* **TASK DIRECTIONS**: Any picture among the records should be left out, please; retype the rest exactly.

* **DATASET EXCERPTS**:
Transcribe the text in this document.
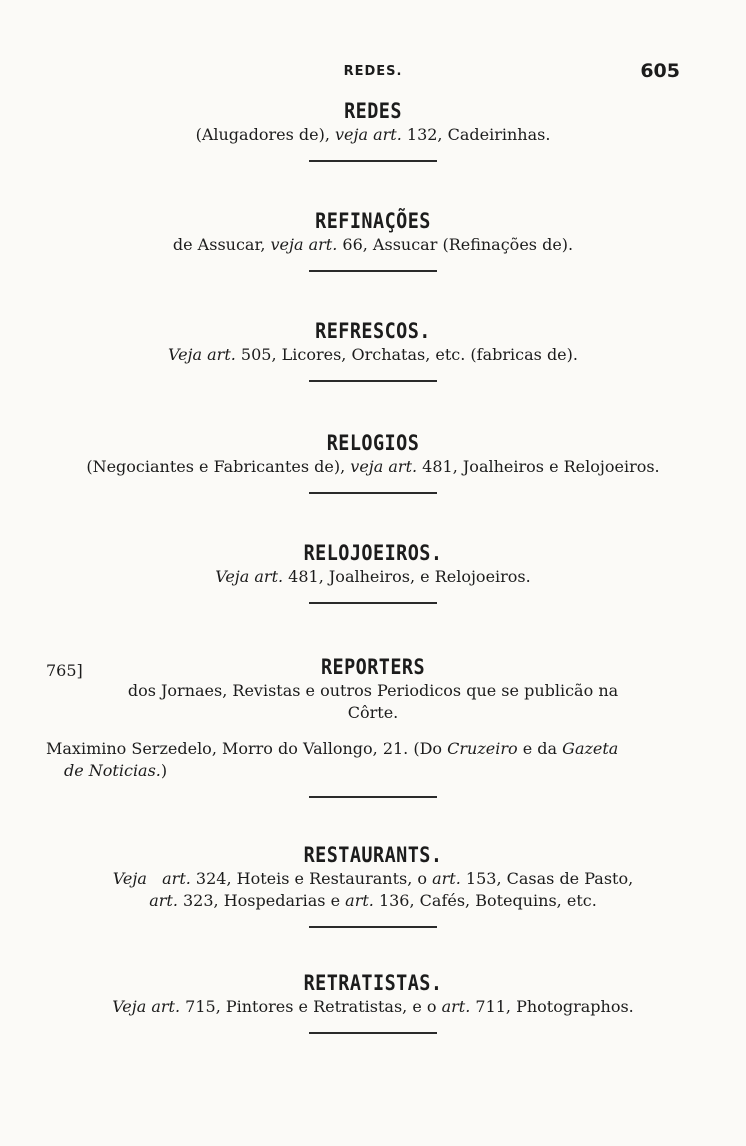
REDES.	605
REDES
(Alugadores de), veja art. 132, Cadeirinhas.
REFINAÇÕES
de Assucar, veja art. 66, Assucar (Refinações de).
REFRESCOS.
Veja art. 505, Licores, Orchatas, etc. (fabricas de).
RELOGIOS
(Negociantes e Fabricantes de), veja art. 481, Joalheiros e Relojoeiros.
RELOJOEIROS.
Veja art. 481, Joalheiros, e Relojoeiros.
765]	REPORTERS
dos Jornaes, Revistas e outros Periodicos que se publicão na
Côrte.
Maximino Serzedelo, Morro do Vallongo, 21. (Do Cruzeiro e da Gazeta
de Noticias.)
RESTAURANTS.
Veja art. 324, Hoteis e Restaurants, o art. 153, Casas de Pasto,
art. 323, Hospedarias e art. 136, Cafés, Botequins, etc.
RETRATISTAS.
Veja art. 715, Pintores e Retratistas, e o art. 711, Photographos.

* **COMPLETE RESPONSE**:
Transcribe the text in this document.
REDES.	605
REDES
(Alugadores de), veja art. 132, Cadeirinhas.
REFINAÇÕES
de Assucar, veja art. 66, Assucar (Refinações de).
REFRESCOS.
Veja art. 505, Licores, Orchatas, etc. (fabricas de).
RELOGIOS
(Negociantes e Fabricantes de), veja art. 481, Joalheiros e Relojoeiros.
RELOJOEIROS.
Veja art. 481, Joalheiros, e Relojoeiros.
765]	REPORTERS
dos Jornaes, Revistas e outros Periodicos que se publicão na
Côrte.
Maximino Serzedelo, Morro do Vallongo, 21. (Do Cruzeiro e da Gazeta
de Noticias.)
RESTAURANTS.
Veja art. 324, Hoteis e Restaurants, o art. 153, Casas de Pasto,
art. 323, Hospedarias e art. 136, Cafés, Botequins, etc.
RETRATISTAS.
Veja art. 715, Pintores e Retratistas, e o art. 711, Photographos.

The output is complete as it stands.